==== RECORDS SHOWN

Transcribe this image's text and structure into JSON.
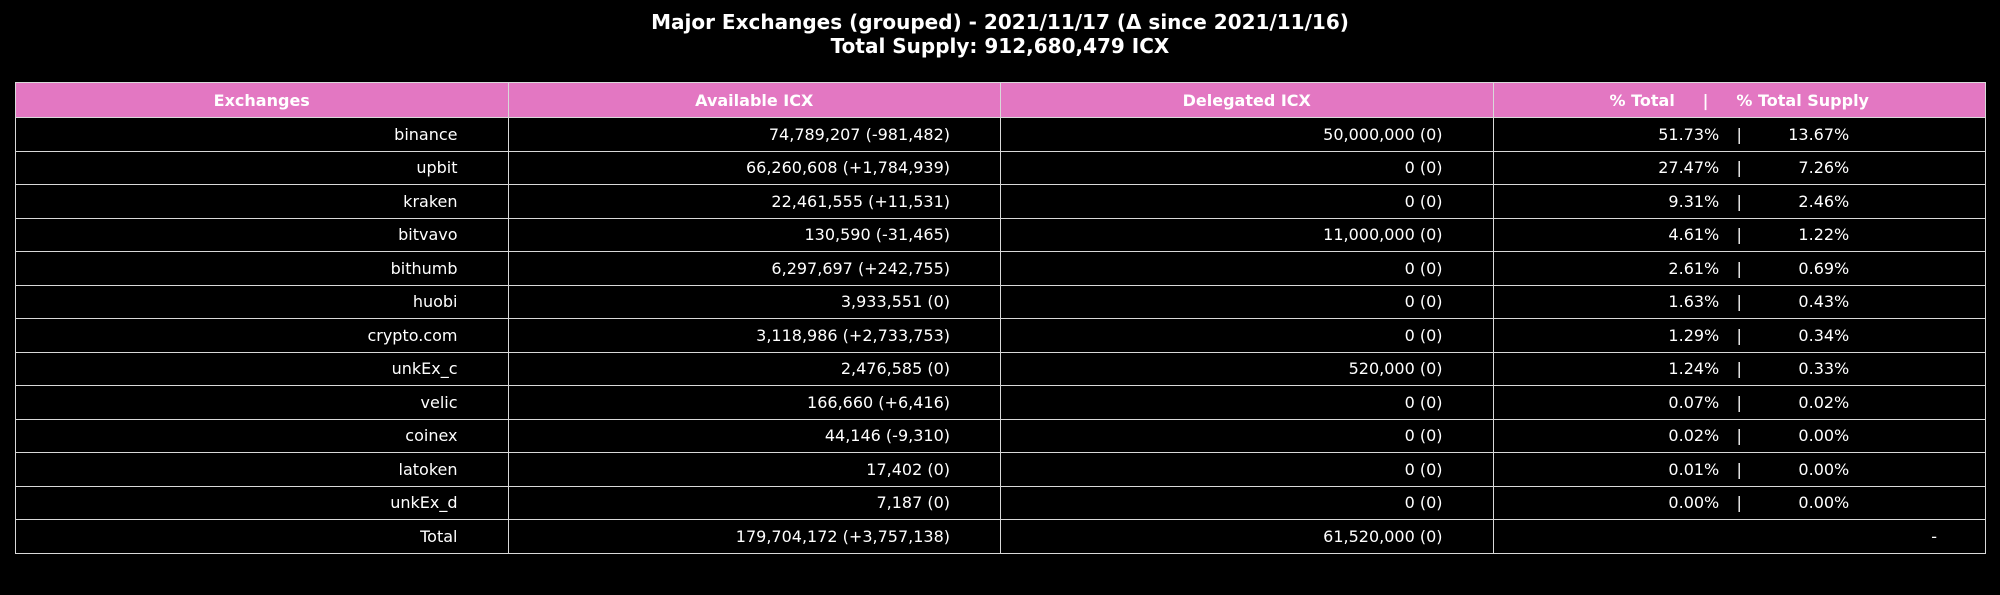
{
  "colors": {
    "background": "#000000",
    "header_bg": "#e377c2",
    "grid": "#d9d9d9",
    "text": "#ffffff"
  },
  "chart_data": {
    "type": "table",
    "title_line1": "Major Exchanges (grouped) - 2021/11/17 (Δ since 2021/11/16)",
    "title_line2": "Total Supply: 912,680,479 ICX",
    "columns": [
      "Exchanges",
      "Available ICX",
      "Delegated ICX",
      "% Total     |     % Total Supply"
    ],
    "rows": [
      {
        "exchange": "binance",
        "available": "74,789,207 (-981,482)",
        "delegated": "50,000,000 (0)",
        "pct_total": "51.73%",
        "pct_supply": "13.67%"
      },
      {
        "exchange": "upbit",
        "available": "66,260,608 (+1,784,939)",
        "delegated": "0 (0)",
        "pct_total": "27.47%",
        "pct_supply": "7.26%"
      },
      {
        "exchange": "kraken",
        "available": "22,461,555 (+11,531)",
        "delegated": "0 (0)",
        "pct_total": "9.31%",
        "pct_supply": "2.46%"
      },
      {
        "exchange": "bitvavo",
        "available": "130,590 (-31,465)",
        "delegated": "11,000,000 (0)",
        "pct_total": "4.61%",
        "pct_supply": "1.22%"
      },
      {
        "exchange": "bithumb",
        "available": "6,297,697 (+242,755)",
        "delegated": "0 (0)",
        "pct_total": "2.61%",
        "pct_supply": "0.69%"
      },
      {
        "exchange": "huobi",
        "available": "3,933,551 (0)",
        "delegated": "0 (0)",
        "pct_total": "1.63%",
        "pct_supply": "0.43%"
      },
      {
        "exchange": "crypto.com",
        "available": "3,118,986 (+2,733,753)",
        "delegated": "0 (0)",
        "pct_total": "1.29%",
        "pct_supply": "0.34%"
      },
      {
        "exchange": "unkEx_c",
        "available": "2,476,585 (0)",
        "delegated": "520,000 (0)",
        "pct_total": "1.24%",
        "pct_supply": "0.33%"
      },
      {
        "exchange": "velic",
        "available": "166,660 (+6,416)",
        "delegated": "0 (0)",
        "pct_total": "0.07%",
        "pct_supply": "0.02%"
      },
      {
        "exchange": "coinex",
        "available": "44,146 (-9,310)",
        "delegated": "0 (0)",
        "pct_total": "0.02%",
        "pct_supply": "0.00%"
      },
      {
        "exchange": "latoken",
        "available": "17,402 (0)",
        "delegated": "0 (0)",
        "pct_total": "0.01%",
        "pct_supply": "0.00%"
      },
      {
        "exchange": "unkEx_d",
        "available": "7,187 (0)",
        "delegated": "0 (0)",
        "pct_total": "0.00%",
        "pct_supply": "0.00%"
      }
    ],
    "separator": "|",
    "total_row": {
      "exchange": "Total",
      "available": "179,704,172 (+3,757,138)",
      "delegated": "61,520,000 (0)",
      "pct": "-"
    }
  }
}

========

* **WRITTEN EXERCISE**:
All of the lines above should be retyped precisely, apart from the pictures.

* **COMPLETED EXERCISE**:
Transcribe this image's text and structure into JSON.
{
  "colors": {
    "background": "#000000",
    "header_bg": "#e377c2",
    "grid": "#d9d9d9",
    "text": "#ffffff"
  },
  "chart_data": {
    "type": "table",
    "title_line1": "Major Exchanges (grouped) - 2021/11/17 (Δ since 2021/11/16)",
    "title_line2": "Total Supply: 912,680,479 ICX",
    "columns": [
      "Exchanges",
      "Available ICX",
      "Delegated ICX",
      "% Total     |     % Total Supply"
    ],
    "rows": [
      {
        "exchange": "binance",
        "available": "74,789,207 (-981,482)",
        "delegated": "50,000,000 (0)",
        "pct_total": "51.73%",
        "pct_supply": "13.67%"
      },
      {
        "exchange": "upbit",
        "available": "66,260,608 (+1,784,939)",
        "delegated": "0 (0)",
        "pct_total": "27.47%",
        "pct_supply": "7.26%"
      },
      {
        "exchange": "kraken",
        "available": "22,461,555 (+11,531)",
        "delegated": "0 (0)",
        "pct_total": "9.31%",
        "pct_supply": "2.46%"
      },
      {
        "exchange": "bitvavo",
        "available": "130,590 (-31,465)",
        "delegated": "11,000,000 (0)",
        "pct_total": "4.61%",
        "pct_supply": "1.22%"
      },
      {
        "exchange": "bithumb",
        "available": "6,297,697 (+242,755)",
        "delegated": "0 (0)",
        "pct_total": "2.61%",
        "pct_supply": "0.69%"
      },
      {
        "exchange": "huobi",
        "available": "3,933,551 (0)",
        "delegated": "0 (0)",
        "pct_total": "1.63%",
        "pct_supply": "0.43%"
      },
      {
        "exchange": "crypto.com",
        "available": "3,118,986 (+2,733,753)",
        "delegated": "0 (0)",
        "pct_total": "1.29%",
        "pct_supply": "0.34%"
      },
      {
        "exchange": "unkEx_c",
        "available": "2,476,585 (0)",
        "delegated": "520,000 (0)",
        "pct_total": "1.24%",
        "pct_supply": "0.33%"
      },
      {
        "exchange": "velic",
        "available": "166,660 (+6,416)",
        "delegated": "0 (0)",
        "pct_total": "0.07%",
        "pct_supply": "0.02%"
      },
      {
        "exchange": "coinex",
        "available": "44,146 (-9,310)",
        "delegated": "0 (0)",
        "pct_total": "0.02%",
        "pct_supply": "0.00%"
      },
      {
        "exchange": "latoken",
        "available": "17,402 (0)",
        "delegated": "0 (0)",
        "pct_total": "0.01%",
        "pct_supply": "0.00%"
      },
      {
        "exchange": "unkEx_d",
        "available": "7,187 (0)",
        "delegated": "0 (0)",
        "pct_total": "0.00%",
        "pct_supply": "0.00%"
      }
    ],
    "separator": "|",
    "total_row": {
      "exchange": "Total",
      "available": "179,704,172 (+3,757,138)",
      "delegated": "61,520,000 (0)",
      "pct": "-"
    }
  }
}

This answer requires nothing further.